* **Records for the task**
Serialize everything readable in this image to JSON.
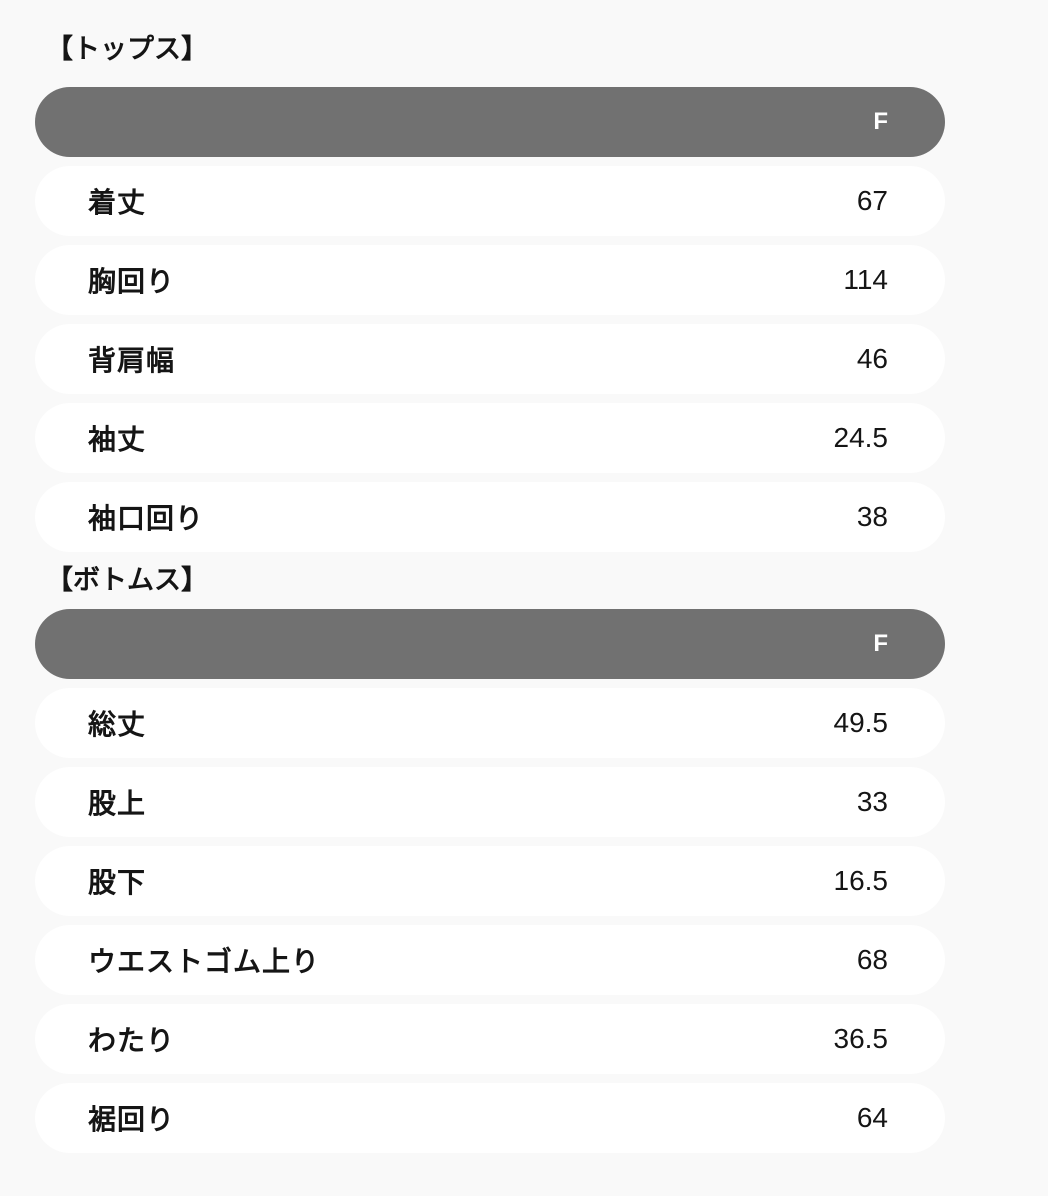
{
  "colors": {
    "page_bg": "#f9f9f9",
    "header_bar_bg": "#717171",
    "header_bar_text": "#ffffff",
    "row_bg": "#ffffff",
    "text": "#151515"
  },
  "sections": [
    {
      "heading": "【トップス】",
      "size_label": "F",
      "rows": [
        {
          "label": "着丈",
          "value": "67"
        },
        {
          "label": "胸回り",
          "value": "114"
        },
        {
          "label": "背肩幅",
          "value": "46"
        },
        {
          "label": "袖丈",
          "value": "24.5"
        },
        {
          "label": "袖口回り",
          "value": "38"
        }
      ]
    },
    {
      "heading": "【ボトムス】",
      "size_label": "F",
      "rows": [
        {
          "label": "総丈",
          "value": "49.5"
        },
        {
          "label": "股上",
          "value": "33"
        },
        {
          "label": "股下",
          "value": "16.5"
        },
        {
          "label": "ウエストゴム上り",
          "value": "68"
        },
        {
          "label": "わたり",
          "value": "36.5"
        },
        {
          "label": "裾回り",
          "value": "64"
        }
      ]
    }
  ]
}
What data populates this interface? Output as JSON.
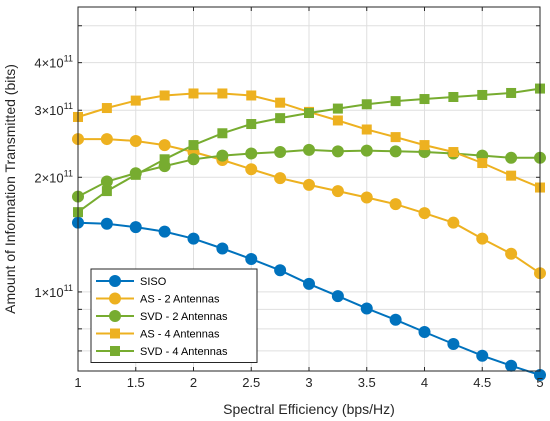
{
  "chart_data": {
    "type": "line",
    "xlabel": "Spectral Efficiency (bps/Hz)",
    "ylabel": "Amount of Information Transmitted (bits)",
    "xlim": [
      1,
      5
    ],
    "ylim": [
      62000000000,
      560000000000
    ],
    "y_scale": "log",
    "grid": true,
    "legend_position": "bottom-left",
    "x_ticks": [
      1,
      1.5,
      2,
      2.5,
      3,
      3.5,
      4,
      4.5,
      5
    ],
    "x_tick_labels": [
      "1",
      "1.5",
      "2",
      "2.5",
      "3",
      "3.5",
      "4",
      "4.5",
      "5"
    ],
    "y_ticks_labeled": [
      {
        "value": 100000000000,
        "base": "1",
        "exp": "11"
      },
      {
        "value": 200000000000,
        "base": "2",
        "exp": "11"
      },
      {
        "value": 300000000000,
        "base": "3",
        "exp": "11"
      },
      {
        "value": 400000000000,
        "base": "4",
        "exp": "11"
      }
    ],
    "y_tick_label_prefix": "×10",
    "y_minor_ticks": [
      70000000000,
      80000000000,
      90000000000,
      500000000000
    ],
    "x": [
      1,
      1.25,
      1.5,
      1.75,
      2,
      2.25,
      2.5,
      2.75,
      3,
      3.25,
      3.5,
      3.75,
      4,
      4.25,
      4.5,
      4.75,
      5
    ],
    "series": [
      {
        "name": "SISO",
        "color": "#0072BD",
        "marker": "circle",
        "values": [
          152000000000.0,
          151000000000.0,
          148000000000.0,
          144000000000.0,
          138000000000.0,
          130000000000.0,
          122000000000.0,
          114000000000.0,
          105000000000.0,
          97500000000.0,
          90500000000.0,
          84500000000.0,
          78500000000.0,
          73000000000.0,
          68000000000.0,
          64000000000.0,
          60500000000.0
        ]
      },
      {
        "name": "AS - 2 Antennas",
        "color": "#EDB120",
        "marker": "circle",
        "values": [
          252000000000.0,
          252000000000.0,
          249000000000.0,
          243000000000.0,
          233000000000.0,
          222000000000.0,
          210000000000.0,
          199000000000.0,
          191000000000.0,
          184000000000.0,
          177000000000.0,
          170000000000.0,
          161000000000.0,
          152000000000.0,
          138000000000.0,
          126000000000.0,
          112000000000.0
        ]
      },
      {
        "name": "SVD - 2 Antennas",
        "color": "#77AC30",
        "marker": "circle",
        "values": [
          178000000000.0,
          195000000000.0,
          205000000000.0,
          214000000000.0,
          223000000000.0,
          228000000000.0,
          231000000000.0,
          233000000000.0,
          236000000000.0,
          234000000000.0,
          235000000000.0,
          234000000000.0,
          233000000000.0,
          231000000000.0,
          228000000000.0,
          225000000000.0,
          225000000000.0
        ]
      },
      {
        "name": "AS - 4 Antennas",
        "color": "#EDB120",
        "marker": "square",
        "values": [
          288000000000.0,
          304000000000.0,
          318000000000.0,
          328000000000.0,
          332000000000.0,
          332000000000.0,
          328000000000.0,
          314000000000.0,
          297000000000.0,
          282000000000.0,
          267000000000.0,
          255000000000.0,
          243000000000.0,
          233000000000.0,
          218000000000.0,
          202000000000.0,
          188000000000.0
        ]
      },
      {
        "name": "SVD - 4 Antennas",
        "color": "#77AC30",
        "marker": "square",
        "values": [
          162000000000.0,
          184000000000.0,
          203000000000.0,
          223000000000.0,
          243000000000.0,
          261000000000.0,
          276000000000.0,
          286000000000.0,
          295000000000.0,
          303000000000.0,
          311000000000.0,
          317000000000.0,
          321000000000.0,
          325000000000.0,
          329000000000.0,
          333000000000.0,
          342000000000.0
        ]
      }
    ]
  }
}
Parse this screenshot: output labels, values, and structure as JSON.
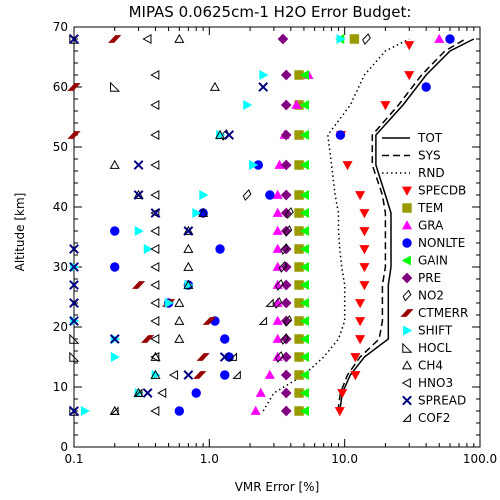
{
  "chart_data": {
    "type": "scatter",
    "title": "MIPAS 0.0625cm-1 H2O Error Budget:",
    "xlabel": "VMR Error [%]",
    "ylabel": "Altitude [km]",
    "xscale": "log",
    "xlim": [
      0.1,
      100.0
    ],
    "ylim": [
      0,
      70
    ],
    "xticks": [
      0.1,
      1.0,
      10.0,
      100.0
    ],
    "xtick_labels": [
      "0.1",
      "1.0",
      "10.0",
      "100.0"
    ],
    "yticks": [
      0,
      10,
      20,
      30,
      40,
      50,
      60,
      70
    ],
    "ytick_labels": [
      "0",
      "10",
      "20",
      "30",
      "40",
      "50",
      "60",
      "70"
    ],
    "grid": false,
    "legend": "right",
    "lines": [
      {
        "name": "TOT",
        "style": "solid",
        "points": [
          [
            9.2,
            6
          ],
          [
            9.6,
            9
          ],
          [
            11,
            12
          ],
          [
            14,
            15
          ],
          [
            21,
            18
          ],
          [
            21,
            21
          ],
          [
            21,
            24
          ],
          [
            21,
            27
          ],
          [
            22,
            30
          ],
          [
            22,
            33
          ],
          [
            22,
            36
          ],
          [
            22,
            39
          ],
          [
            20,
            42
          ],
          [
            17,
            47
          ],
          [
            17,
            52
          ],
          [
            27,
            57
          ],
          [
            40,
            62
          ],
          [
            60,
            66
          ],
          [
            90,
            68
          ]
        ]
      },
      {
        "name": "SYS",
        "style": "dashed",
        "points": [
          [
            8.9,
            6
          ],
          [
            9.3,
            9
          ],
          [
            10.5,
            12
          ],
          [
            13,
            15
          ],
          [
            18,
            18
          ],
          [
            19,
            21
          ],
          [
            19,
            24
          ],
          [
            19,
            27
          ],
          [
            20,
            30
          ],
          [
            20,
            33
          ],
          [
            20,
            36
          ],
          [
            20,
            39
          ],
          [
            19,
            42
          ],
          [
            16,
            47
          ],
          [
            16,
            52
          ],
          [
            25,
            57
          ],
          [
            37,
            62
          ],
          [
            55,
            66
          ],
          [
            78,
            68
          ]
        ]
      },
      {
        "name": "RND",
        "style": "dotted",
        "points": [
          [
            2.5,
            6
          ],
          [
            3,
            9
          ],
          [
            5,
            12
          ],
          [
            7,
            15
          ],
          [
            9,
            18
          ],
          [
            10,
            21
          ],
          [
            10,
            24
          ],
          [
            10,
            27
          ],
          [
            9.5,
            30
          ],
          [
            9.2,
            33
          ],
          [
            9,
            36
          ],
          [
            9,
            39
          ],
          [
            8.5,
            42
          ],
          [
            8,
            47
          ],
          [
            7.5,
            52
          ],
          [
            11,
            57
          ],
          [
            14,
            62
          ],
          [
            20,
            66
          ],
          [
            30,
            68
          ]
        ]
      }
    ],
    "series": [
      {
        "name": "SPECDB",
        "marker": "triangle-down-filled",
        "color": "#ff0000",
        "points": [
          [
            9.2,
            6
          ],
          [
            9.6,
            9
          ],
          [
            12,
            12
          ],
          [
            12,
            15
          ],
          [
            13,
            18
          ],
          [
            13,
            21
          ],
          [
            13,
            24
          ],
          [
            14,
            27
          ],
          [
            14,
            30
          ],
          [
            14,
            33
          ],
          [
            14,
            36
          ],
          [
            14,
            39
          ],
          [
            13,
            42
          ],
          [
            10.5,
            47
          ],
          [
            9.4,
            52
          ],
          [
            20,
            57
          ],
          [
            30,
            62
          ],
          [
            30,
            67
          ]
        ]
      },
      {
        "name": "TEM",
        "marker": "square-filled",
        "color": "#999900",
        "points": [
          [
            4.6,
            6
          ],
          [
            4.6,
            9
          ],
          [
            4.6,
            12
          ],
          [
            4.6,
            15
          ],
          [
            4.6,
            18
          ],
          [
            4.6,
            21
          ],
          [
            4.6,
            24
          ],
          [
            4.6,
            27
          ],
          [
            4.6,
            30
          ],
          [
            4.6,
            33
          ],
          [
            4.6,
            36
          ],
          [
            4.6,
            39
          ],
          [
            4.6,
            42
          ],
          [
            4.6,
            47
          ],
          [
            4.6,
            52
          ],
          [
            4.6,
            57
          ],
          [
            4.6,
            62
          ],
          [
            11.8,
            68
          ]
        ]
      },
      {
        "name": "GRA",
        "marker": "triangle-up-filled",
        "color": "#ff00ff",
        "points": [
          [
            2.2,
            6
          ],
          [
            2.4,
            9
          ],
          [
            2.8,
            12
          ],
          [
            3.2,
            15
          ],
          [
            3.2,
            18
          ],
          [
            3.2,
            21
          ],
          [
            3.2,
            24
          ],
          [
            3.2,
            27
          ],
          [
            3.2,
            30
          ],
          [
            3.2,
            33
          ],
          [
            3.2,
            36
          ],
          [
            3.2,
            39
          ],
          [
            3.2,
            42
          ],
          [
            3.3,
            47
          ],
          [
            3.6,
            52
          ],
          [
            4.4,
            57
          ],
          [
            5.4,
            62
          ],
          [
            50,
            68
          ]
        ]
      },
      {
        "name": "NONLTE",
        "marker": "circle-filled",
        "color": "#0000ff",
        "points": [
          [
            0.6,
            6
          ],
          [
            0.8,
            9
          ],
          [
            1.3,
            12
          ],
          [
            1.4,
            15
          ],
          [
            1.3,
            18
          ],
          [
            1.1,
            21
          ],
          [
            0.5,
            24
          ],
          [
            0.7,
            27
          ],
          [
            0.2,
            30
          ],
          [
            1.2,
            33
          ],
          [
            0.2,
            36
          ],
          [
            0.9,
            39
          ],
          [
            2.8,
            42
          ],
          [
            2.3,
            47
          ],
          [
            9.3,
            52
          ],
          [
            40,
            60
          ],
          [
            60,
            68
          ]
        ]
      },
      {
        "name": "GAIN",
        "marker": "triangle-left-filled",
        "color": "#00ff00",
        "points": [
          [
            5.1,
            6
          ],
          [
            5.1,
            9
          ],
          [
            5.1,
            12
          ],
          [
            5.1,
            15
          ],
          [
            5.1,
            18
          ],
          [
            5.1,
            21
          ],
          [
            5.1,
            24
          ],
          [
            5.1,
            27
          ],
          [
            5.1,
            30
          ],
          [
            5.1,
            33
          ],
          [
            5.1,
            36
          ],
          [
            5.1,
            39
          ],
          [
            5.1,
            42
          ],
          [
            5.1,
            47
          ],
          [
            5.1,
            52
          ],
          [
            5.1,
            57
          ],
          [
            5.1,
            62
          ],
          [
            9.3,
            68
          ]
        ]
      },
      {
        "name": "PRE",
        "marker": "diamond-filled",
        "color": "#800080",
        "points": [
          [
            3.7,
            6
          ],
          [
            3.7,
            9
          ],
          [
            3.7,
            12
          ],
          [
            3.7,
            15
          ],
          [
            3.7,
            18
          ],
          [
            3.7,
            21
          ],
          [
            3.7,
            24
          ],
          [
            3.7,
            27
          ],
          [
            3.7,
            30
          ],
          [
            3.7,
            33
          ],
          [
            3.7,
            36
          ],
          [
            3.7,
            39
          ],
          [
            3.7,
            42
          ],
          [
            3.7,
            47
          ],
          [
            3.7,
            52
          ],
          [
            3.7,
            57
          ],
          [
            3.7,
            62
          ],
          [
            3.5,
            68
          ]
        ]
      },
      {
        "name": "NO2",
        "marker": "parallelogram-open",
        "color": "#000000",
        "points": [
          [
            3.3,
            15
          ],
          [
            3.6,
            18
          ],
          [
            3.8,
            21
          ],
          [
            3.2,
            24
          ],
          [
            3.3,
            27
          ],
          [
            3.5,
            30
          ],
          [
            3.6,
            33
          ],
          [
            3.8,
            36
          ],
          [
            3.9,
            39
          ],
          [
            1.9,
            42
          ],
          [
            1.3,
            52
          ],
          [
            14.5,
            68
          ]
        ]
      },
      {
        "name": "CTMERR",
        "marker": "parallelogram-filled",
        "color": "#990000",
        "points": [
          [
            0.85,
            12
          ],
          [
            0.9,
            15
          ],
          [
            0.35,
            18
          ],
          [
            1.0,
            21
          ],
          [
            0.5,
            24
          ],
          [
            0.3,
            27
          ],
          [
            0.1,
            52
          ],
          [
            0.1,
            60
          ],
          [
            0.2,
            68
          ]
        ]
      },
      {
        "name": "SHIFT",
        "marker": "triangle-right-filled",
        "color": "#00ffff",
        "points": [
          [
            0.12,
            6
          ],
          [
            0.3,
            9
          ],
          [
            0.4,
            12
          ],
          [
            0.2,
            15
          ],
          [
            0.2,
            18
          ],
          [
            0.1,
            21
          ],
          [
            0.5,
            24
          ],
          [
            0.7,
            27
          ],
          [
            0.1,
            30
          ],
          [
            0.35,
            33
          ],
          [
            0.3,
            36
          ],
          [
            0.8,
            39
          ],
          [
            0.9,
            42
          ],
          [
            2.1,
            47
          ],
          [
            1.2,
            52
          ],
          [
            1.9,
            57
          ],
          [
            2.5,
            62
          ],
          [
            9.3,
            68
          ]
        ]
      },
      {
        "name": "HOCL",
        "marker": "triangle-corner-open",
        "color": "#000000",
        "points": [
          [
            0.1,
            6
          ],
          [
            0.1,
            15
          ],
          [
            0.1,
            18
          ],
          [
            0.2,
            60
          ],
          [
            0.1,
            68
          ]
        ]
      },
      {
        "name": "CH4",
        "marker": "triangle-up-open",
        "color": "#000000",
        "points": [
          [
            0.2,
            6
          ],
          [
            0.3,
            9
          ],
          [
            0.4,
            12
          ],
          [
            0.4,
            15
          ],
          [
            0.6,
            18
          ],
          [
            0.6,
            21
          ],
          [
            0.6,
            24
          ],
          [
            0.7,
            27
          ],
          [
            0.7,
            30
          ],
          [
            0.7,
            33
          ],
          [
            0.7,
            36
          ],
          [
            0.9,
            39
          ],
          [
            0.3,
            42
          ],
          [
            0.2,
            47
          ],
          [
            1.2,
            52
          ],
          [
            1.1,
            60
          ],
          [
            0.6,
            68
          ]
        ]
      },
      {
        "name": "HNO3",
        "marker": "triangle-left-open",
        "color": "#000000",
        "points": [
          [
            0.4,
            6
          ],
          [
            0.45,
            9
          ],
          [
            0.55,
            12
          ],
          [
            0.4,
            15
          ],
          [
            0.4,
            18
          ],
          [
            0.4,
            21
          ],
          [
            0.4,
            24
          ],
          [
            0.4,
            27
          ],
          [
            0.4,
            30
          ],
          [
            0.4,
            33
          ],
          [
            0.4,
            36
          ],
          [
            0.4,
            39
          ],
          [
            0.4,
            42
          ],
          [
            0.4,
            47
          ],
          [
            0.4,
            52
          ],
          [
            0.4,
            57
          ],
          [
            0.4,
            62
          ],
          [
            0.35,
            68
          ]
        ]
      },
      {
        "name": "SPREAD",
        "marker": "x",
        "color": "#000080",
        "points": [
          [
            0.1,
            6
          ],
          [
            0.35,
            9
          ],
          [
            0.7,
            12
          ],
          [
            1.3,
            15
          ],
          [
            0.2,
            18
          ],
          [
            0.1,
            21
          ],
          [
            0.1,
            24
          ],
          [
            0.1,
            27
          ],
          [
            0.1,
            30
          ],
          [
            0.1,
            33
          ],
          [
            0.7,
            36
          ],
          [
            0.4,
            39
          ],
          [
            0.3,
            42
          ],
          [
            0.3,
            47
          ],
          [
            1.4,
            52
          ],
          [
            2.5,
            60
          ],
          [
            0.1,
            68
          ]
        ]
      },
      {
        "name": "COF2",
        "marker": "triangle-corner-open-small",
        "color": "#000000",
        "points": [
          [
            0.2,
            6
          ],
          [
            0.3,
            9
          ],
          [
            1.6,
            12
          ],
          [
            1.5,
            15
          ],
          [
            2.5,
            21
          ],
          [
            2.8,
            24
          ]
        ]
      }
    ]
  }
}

* **Given request**
Which lines hold the word "filled"? Copy each of them from the records.

* **Correct result**
        "marker": "triangle-down-filled",
        "marker": "square-filled",
        "marker": "triangle-up-filled",
        "marker": "circle-filled",
        "marker": "triangle-left-filled",
        "marker": "diamond-filled",
        "marker": "parallelogram-filled",
        "marker": "triangle-right-filled",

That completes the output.